What to work on: Copy out every line that contains "name".

Records supplied:

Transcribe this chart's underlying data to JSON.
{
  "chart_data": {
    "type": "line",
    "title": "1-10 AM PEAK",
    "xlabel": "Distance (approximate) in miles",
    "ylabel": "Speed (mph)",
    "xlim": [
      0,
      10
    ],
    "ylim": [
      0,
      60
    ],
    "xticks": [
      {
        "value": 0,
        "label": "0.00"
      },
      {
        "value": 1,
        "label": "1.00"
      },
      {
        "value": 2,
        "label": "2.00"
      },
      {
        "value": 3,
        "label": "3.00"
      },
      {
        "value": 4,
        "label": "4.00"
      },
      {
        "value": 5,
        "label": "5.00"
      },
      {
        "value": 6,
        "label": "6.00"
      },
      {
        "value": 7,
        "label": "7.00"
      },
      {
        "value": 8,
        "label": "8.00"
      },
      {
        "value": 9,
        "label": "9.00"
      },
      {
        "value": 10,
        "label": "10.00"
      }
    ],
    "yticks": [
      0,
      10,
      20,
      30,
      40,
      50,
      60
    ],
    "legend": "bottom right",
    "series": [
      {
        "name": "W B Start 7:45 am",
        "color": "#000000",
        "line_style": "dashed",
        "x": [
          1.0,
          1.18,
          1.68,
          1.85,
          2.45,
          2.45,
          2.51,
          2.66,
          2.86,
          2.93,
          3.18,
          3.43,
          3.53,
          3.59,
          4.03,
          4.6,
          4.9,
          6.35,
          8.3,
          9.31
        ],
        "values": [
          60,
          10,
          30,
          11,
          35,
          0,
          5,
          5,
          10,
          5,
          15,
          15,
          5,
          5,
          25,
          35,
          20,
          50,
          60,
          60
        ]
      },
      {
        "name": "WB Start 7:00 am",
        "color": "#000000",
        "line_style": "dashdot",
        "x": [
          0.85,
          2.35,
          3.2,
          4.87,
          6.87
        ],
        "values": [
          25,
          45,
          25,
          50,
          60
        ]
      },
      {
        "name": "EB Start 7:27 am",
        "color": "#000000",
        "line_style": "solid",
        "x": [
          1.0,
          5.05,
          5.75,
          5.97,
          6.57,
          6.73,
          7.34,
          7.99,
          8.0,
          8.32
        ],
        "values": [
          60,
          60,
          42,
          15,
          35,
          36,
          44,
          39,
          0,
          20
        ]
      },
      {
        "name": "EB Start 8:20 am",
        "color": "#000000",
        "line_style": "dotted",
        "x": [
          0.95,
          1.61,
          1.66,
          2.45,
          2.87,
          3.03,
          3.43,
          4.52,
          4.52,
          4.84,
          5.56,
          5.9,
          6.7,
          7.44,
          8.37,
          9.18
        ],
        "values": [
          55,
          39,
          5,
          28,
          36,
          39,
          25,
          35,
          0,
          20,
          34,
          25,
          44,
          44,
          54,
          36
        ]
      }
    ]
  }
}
...
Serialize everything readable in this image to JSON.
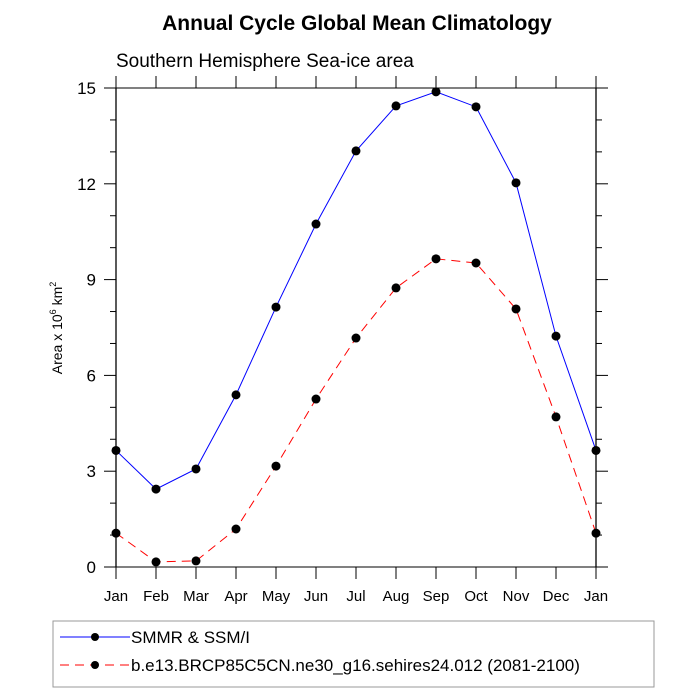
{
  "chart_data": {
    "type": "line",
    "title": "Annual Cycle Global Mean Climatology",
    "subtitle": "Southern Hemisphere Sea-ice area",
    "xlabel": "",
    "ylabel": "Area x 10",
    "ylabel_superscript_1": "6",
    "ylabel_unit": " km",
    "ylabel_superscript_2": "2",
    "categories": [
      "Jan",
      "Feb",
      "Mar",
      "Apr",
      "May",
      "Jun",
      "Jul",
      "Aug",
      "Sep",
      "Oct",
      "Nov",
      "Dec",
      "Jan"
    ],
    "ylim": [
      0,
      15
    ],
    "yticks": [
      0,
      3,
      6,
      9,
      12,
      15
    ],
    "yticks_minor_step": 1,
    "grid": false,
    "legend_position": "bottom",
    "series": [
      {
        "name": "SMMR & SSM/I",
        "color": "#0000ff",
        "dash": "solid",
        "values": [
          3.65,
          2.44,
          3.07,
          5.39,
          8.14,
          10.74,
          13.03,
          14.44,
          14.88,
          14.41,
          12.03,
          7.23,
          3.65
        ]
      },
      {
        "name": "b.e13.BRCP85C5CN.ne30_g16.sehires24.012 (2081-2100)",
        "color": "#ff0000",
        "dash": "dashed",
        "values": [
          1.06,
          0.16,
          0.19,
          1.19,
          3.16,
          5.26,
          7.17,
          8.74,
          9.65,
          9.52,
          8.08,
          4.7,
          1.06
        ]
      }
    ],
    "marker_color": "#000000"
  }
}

Solution below:
        "name": "W B Start 7:45 am",
        "name": "WB Start 7:00 am",
        "name": "EB Start 7:27 am",
        "name": "EB Start 8:20 am",
        "name": "SMMR & SSM/I",
        "name": "b.e13.BRCP85C5CN.ne30_g16.sehires24.012 (2081-2100)",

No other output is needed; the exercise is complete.